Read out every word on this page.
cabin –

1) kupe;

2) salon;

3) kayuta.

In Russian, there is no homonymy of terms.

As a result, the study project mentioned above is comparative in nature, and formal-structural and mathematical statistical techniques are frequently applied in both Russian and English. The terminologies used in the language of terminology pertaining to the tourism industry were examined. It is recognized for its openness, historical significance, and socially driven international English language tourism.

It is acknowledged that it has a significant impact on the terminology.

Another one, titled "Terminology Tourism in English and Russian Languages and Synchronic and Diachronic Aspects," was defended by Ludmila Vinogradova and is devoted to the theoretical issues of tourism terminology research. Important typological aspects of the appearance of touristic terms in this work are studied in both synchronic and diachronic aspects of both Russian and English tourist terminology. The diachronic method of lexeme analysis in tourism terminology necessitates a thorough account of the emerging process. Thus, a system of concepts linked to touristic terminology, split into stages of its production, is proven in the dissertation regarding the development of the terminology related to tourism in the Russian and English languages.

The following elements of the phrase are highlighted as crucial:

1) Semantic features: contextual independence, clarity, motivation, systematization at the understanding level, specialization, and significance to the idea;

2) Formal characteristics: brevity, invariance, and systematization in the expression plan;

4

※ ※ ※

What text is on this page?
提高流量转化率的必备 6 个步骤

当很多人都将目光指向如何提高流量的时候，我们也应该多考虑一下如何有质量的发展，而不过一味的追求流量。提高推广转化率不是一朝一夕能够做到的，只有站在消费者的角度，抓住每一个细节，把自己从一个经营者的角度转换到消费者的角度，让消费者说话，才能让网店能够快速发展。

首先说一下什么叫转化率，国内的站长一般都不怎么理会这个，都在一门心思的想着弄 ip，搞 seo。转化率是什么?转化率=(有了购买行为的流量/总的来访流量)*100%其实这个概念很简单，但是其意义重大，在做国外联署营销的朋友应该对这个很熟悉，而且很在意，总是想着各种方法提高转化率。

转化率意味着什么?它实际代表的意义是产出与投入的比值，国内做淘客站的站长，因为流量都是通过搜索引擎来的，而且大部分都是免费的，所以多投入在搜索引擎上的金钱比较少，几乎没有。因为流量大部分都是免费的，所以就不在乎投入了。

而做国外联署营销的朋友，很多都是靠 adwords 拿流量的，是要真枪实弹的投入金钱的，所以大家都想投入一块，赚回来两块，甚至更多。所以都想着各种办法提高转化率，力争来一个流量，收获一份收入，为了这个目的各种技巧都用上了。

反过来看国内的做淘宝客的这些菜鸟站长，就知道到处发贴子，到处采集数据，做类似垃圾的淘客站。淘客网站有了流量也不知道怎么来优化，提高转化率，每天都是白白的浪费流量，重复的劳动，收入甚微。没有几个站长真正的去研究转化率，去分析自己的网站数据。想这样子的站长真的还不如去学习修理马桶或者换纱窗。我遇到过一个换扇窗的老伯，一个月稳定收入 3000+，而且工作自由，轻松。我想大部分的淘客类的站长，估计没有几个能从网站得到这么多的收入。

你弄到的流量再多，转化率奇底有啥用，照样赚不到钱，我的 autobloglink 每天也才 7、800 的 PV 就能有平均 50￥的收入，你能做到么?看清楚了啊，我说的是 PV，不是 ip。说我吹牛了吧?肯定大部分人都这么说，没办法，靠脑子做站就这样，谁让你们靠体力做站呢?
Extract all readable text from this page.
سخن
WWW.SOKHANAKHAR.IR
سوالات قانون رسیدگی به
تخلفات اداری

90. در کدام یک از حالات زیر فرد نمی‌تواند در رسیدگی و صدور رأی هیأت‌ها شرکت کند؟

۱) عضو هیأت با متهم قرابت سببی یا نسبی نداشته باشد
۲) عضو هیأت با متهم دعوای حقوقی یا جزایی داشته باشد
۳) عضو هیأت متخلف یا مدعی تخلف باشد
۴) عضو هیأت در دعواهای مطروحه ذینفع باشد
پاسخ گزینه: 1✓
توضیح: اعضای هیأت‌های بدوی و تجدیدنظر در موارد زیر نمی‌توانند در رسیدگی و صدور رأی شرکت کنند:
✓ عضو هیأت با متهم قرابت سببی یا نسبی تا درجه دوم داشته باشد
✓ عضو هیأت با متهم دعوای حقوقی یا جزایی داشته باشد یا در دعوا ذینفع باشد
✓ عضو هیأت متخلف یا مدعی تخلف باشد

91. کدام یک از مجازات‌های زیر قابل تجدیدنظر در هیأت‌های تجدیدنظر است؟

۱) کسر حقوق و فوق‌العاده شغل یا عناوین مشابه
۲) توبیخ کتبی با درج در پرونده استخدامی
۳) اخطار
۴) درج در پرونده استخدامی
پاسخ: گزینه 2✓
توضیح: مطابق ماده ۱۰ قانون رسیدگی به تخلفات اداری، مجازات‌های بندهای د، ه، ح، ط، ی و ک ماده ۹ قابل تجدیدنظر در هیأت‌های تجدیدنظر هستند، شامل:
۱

※ ※ ※

▶ **Problem to solve**: In the records above, how many lines contain the string "قرابت"? State that number only.

▶ **Correct response**: 2